- [DATA SUPPLIED]:
------------
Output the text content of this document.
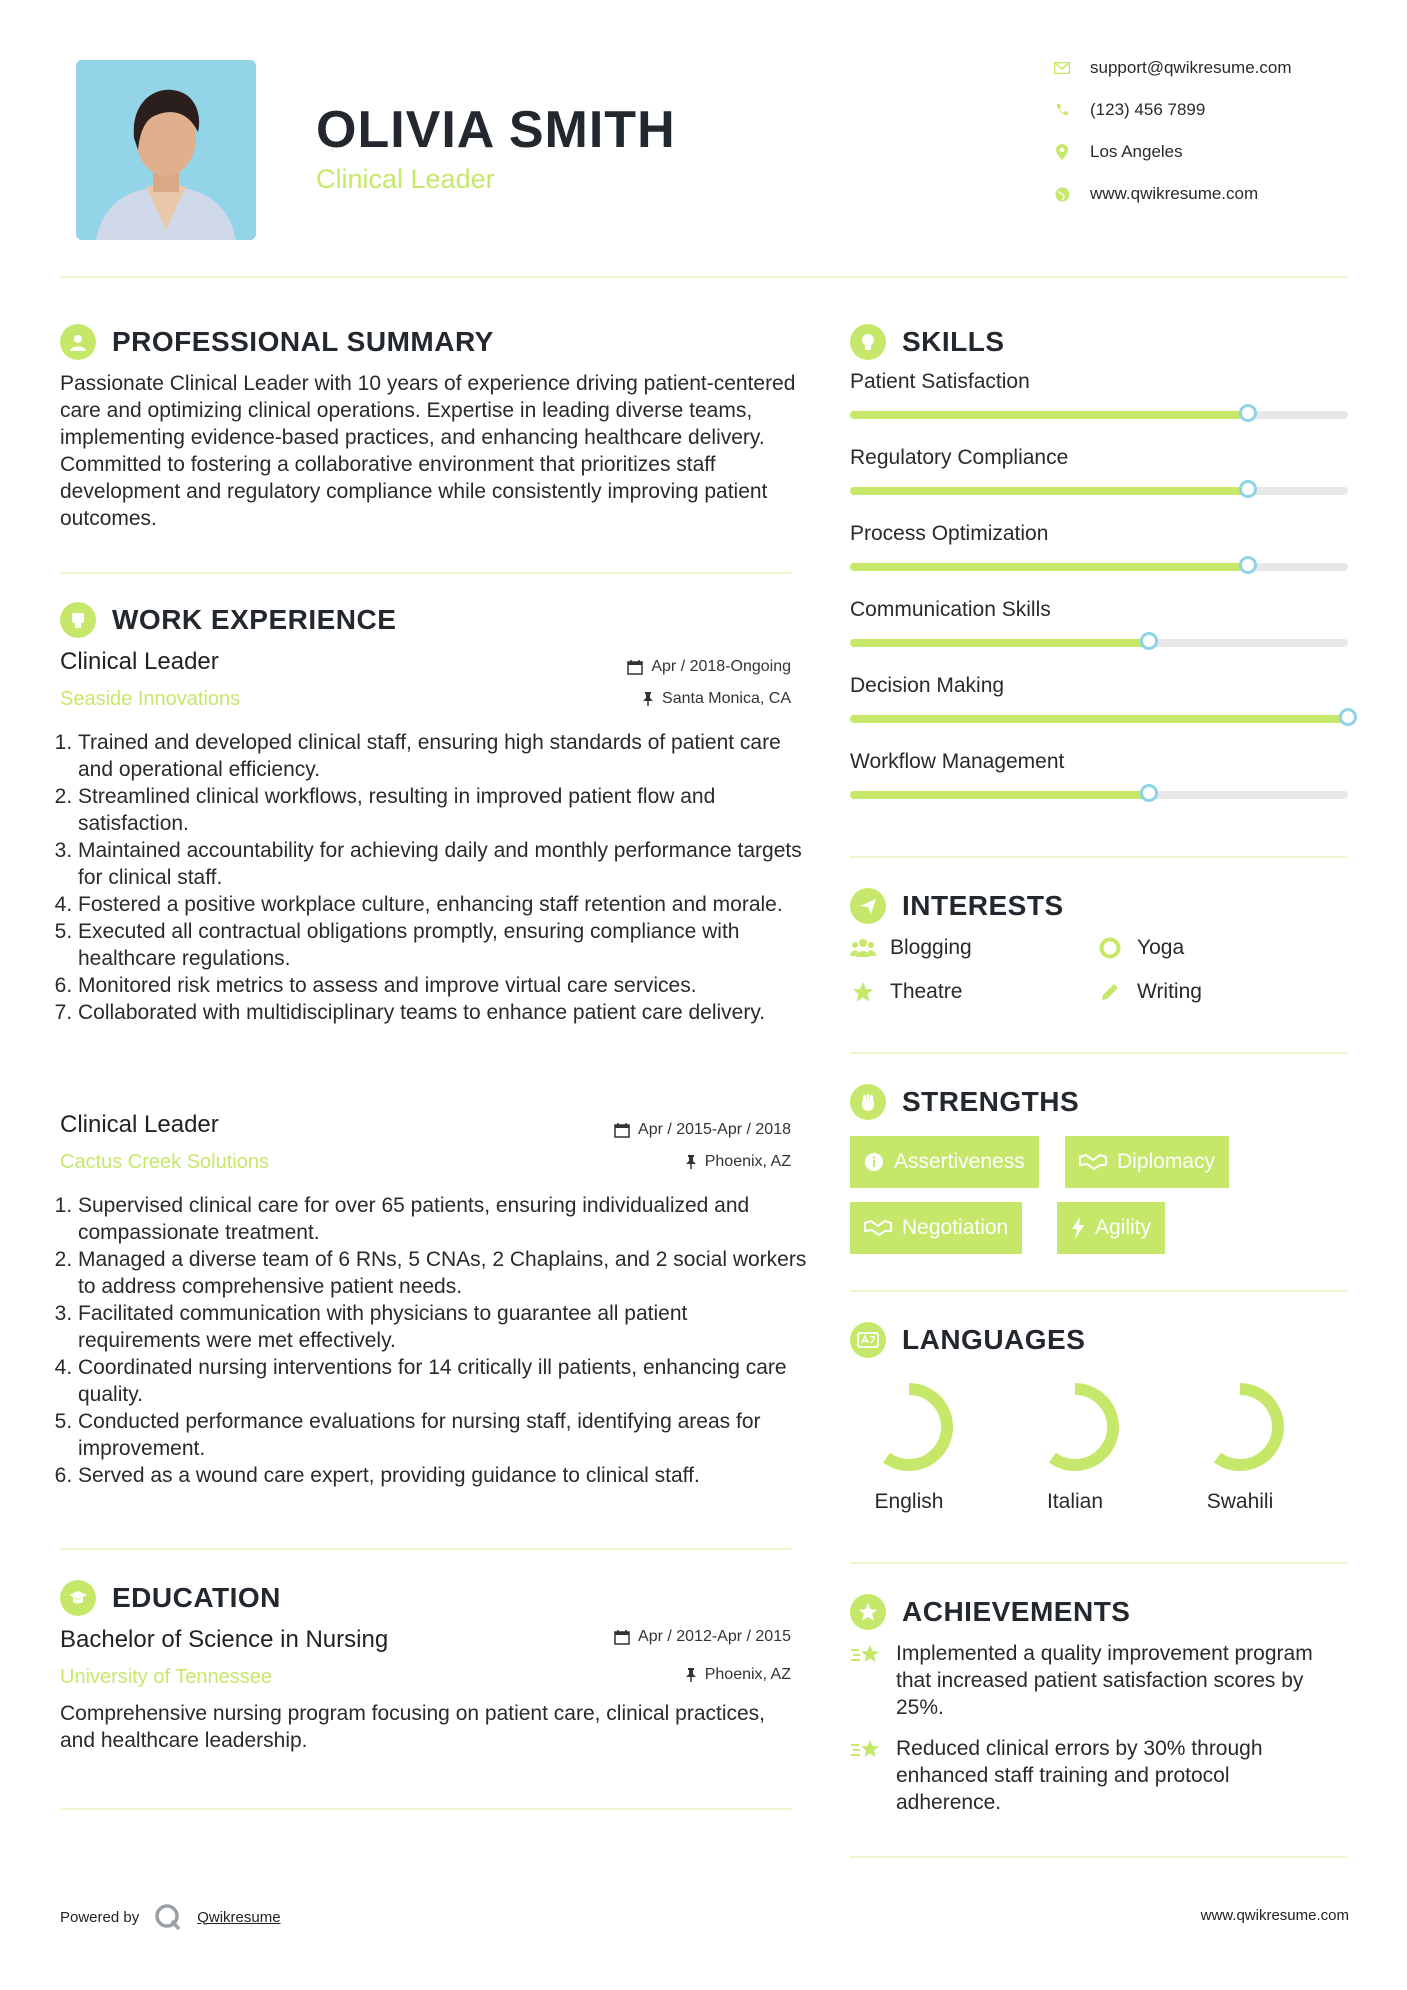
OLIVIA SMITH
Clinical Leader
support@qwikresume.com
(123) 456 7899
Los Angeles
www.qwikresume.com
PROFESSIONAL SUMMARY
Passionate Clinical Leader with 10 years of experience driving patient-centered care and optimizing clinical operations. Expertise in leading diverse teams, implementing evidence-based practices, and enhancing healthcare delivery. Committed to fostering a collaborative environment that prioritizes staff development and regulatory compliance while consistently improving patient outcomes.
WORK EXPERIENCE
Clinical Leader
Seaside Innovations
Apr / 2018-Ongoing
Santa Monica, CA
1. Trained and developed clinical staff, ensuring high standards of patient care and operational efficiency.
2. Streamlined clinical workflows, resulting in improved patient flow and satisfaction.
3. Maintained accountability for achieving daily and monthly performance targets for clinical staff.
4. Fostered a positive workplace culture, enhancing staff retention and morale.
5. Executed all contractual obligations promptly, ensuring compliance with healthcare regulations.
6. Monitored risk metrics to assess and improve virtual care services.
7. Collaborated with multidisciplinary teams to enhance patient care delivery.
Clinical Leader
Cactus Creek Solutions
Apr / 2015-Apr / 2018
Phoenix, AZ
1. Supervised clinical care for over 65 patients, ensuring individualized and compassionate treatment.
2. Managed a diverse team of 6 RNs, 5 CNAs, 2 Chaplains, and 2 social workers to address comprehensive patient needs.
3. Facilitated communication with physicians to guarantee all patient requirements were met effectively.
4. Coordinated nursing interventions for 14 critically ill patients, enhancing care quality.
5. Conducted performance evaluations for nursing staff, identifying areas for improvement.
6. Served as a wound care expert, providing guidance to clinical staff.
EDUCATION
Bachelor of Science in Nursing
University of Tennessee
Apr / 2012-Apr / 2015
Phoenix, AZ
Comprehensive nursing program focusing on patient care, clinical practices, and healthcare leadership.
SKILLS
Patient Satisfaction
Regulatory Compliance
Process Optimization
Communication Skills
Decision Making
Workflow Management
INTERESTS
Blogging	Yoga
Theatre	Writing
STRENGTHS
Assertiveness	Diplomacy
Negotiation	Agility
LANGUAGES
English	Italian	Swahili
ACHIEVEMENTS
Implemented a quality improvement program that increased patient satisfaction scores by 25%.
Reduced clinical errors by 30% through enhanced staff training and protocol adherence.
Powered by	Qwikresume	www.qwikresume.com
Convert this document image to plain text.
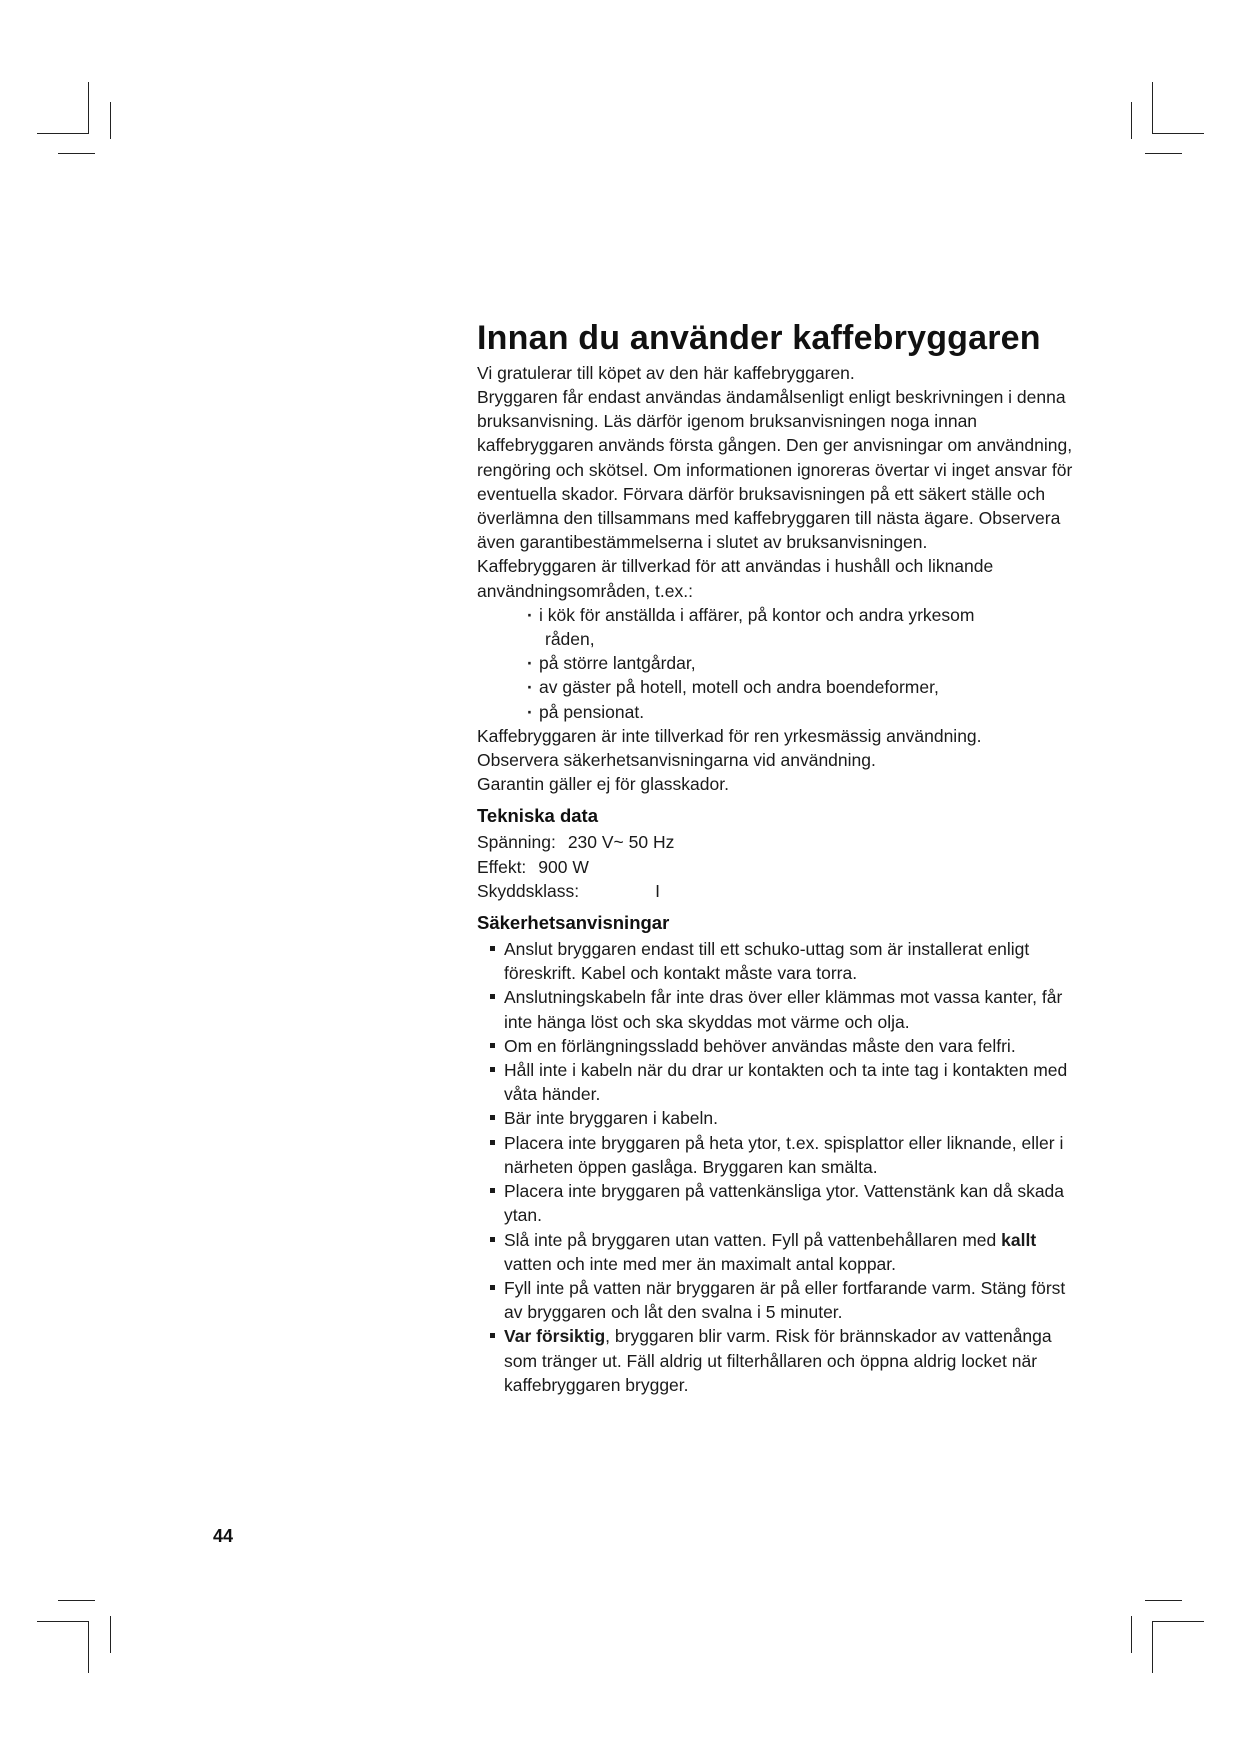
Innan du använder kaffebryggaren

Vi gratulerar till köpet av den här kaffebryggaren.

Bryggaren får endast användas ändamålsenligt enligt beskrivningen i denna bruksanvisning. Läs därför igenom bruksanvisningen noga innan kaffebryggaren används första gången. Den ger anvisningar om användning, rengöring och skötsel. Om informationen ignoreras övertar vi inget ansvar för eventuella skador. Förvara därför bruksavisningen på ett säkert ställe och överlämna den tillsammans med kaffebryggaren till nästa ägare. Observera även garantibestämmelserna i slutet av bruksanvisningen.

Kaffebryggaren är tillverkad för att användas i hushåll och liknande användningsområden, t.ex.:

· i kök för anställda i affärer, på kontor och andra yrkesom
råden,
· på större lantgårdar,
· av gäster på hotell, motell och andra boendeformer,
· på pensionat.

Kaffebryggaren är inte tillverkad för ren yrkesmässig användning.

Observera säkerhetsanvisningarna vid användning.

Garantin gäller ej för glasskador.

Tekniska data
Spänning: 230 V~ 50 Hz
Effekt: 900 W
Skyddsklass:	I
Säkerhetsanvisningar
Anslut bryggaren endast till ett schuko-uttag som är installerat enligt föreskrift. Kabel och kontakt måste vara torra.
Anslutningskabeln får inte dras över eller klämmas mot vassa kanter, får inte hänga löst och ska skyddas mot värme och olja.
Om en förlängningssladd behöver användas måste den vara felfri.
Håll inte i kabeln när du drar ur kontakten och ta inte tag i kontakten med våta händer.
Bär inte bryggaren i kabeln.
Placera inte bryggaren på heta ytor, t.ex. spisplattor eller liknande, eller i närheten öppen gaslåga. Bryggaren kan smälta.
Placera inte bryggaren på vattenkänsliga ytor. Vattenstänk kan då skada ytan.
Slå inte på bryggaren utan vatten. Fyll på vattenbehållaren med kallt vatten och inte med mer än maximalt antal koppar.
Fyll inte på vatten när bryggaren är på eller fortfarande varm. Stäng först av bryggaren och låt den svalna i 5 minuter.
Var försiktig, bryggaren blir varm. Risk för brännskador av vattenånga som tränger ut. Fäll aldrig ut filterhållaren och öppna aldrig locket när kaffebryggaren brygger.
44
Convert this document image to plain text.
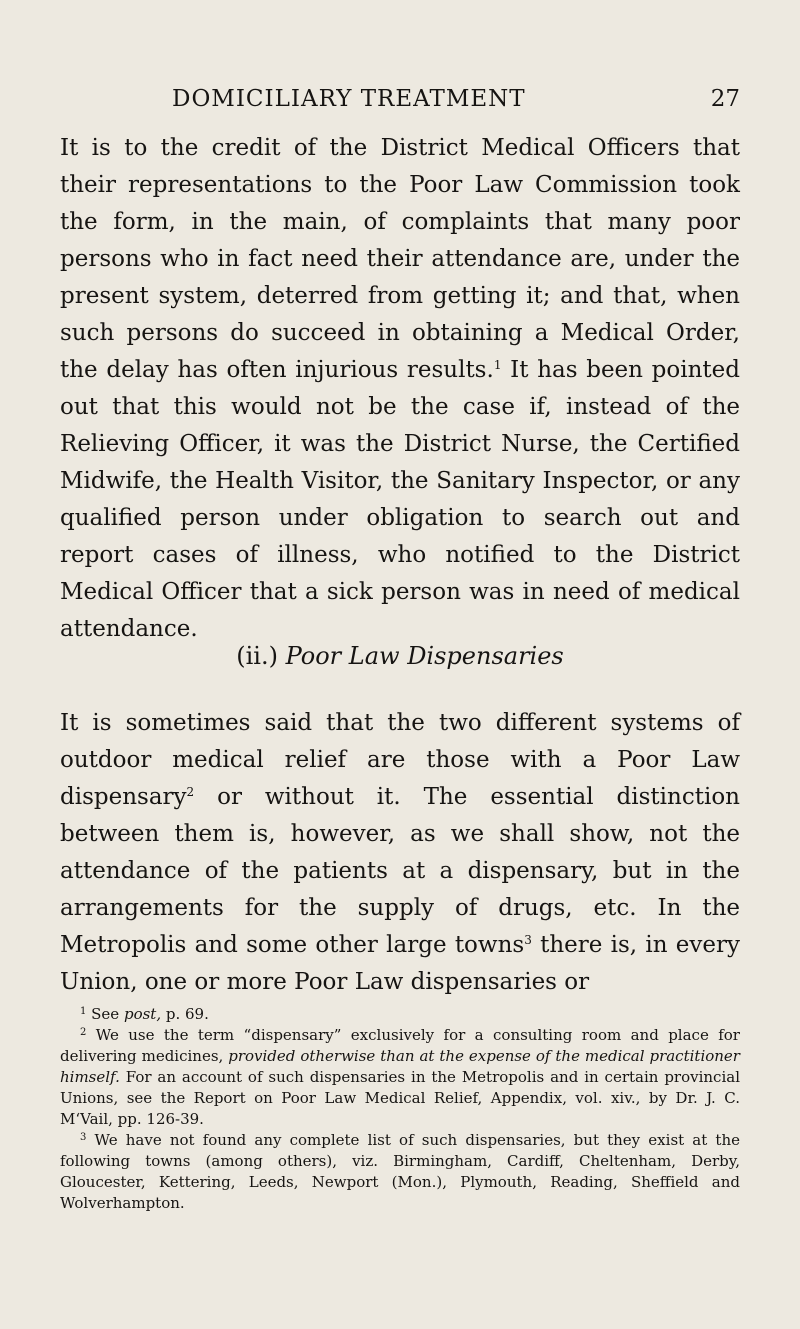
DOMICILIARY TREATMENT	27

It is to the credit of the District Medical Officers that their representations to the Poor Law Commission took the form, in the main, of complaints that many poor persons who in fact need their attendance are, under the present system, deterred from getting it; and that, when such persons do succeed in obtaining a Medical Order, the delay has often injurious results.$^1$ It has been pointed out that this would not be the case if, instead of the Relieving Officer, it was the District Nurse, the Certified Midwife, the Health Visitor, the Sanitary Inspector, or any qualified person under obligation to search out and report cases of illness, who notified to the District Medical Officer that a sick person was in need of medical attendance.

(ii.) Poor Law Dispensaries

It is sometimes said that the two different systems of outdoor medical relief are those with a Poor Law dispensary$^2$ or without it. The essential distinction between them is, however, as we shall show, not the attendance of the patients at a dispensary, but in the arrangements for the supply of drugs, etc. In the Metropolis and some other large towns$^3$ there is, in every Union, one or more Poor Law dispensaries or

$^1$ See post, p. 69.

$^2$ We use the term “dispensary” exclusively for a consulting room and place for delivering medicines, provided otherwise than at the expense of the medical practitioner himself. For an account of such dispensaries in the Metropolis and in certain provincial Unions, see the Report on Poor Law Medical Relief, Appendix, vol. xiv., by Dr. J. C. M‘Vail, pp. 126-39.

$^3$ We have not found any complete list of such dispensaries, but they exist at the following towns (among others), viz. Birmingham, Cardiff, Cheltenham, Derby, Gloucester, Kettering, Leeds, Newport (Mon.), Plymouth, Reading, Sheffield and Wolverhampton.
------------
- [REQUIREMENT]: Every line above is to be given again exactly, apart from the pictures.

- [TASK RESPONSE]:
Output the text content of this document.
OLIVIA SMITH
Clinical Leader
support@qwikresume.com
(123) 456 7899
Los Angeles
www.qwikresume.com
PROFESSIONAL SUMMARY
Passionate Clinical Leader with 10 years of experience driving patient-centered care and optimizing clinical operations. Expertise in leading diverse teams, implementing evidence-based practices, and enhancing healthcare delivery. Committed to fostering a collaborative environment that prioritizes staff development and regulatory compliance while consistently improving patient outcomes.
WORK EXPERIENCE
Clinical Leader
Seaside Innovations
Apr / 2018-Ongoing
Santa Monica, CA
1. Trained and developed clinical staff, ensuring high standards of patient care and operational efficiency.
2. Streamlined clinical workflows, resulting in improved patient flow and satisfaction.
3. Maintained accountability for achieving daily and monthly performance targets for clinical staff.
4. Fostered a positive workplace culture, enhancing staff retention and morale.
5. Executed all contractual obligations promptly, ensuring compliance with healthcare regulations.
6. Monitored risk metrics to assess and improve virtual care services.
7. Collaborated with multidisciplinary teams to enhance patient care delivery.
Clinical Leader
Cactus Creek Solutions
Apr / 2015-Apr / 2018
Phoenix, AZ
1. Supervised clinical care for over 65 patients, ensuring individualized and compassionate treatment.
2. Managed a diverse team of 6 RNs, 5 CNAs, 2 Chaplains, and 2 social workers to address comprehensive patient needs.
3. Facilitated communication with physicians to guarantee all patient requirements were met effectively.
4. Coordinated nursing interventions for 14 critically ill patients, enhancing care quality.
5. Conducted performance evaluations for nursing staff, identifying areas for improvement.
6. Served as a wound care expert, providing guidance to clinical staff.
EDUCATION
Bachelor of Science in Nursing
University of Tennessee
Apr / 2012-Apr / 2015
Phoenix, AZ
Comprehensive nursing program focusing on patient care, clinical practices, and healthcare leadership.
SKILLS
Patient Satisfaction
Regulatory Compliance
Process Optimization
Communication Skills
Decision Making
Workflow Management
INTERESTS
Blogging	Yoga
Theatre	Writing
STRENGTHS
Assertiveness	Diplomacy
Negotiation	Agility
LANGUAGES
English	Italian	Swahili
ACHIEVEMENTS
Implemented a quality improvement program that increased patient satisfaction scores by 25%.
Reduced clinical errors by 30% through enhanced staff training and protocol adherence.
Powered by	Qwikresume	www.qwikresume.com
Convert this document image to plain text.
Innan du använder kaffebryggaren

Vi gratulerar till köpet av den här kaffebryggaren.

Bryggaren får endast användas ändamålsenligt enligt beskrivningen i denna bruksanvisning. Läs därför igenom bruksanvisningen noga innan kaffebryggaren används första gången. Den ger anvisningar om användning, rengöring och skötsel. Om informationen ignoreras övertar vi inget ansvar för eventuella skador. Förvara därför bruksavisningen på ett säkert ställe och överlämna den tillsammans med kaffebryggaren till nästa ägare. Observera även garantibestämmelserna i slutet av bruksanvisningen.

Kaffebryggaren är tillverkad för att användas i hushåll och liknande användningsområden, t.ex.:

· i kök för anställda i affärer, på kontor och andra yrkesom
råden,
· på större lantgårdar,
· av gäster på hotell, motell och andra boendeformer,
· på pensionat.

Kaffebryggaren är inte tillverkad för ren yrkesmässig användning.

Observera säkerhetsanvisningarna vid användning.

Garantin gäller ej för glasskador.

Tekniska data
Spänning: 230 V~ 50 Hz
Effekt: 900 W
Skyddsklass:	I
Säkerhetsanvisningar
Anslut bryggaren endast till ett schuko-uttag som är installerat enligt föreskrift. Kabel och kontakt måste vara torra.
Anslutningskabeln får inte dras över eller klämmas mot vassa kanter, får inte hänga löst och ska skyddas mot värme och olja.
Om en förlängningssladd behöver användas måste den vara felfri.
Håll inte i kabeln när du drar ur kontakten och ta inte tag i kontakten med våta händer.
Bär inte bryggaren i kabeln.
Placera inte bryggaren på heta ytor, t.ex. spisplattor eller liknande, eller i närheten öppen gaslåga. Bryggaren kan smälta.
Placera inte bryggaren på vattenkänsliga ytor. Vattenstänk kan då skada ytan.
Slå inte på bryggaren utan vatten. Fyll på vattenbehållaren med kallt vatten och inte med mer än maximalt antal koppar.
Fyll inte på vatten när bryggaren är på eller fortfarande varm. Stäng först av bryggaren och låt den svalna i 5 minuter.
Var försiktig, bryggaren blir varm. Risk för brännskador av vattenånga som tränger ut. Fäll aldrig ut filterhållaren och öppna aldrig locket när kaffebryggaren brygger.
44
Convert this document image to plain text.
DOMICILIARY TREATMENT	27

It is to the credit of the District Medical Officers that their representations to the Poor Law Commission took the form, in the main, of complaints that many poor persons who in fact need their attendance are, under the present system, deterred from getting it; and that, when such persons do succeed in obtaining a Medical Order, the delay has often injurious results.$^1$ It has been pointed out that this would not be the case if, instead of the Relieving Officer, it was the District Nurse, the Certified Midwife, the Health Visitor, the Sanitary Inspector, or any qualified person under obligation to search out and report cases of illness, who notified to the District Medical Officer that a sick person was in need of medical attendance.

(ii.) Poor Law Dispensaries

It is sometimes said that the two different systems of outdoor medical relief are those with a Poor Law dispensary$^2$ or without it. The essential distinction between them is, however, as we shall show, not the attendance of the patients at a dispensary, but in the arrangements for the supply of drugs, etc. In the Metropolis and some other large towns$^3$ there is, in every Union, one or more Poor Law dispensaries or

$^1$ See post, p. 69.

$^2$ We use the term “dispensary” exclusively for a consulting room and place for delivering medicines, provided otherwise than at the expense of the medical practitioner himself. For an account of such dispensaries in the Metropolis and in certain provincial Unions, see the Report on Poor Law Medical Relief, Appendix, vol. xiv., by Dr. J. C. M‘Vail, pp. 126-39.

$^3$ We have not found any complete list of such dispensaries, but they exist at the following towns (among others), viz. Birmingham, Cardiff, Cheltenham, Derby, Gloucester, Kettering, Leeds, Newport (Mon.), Plymouth, Reading, Sheffield and Wolverhampton.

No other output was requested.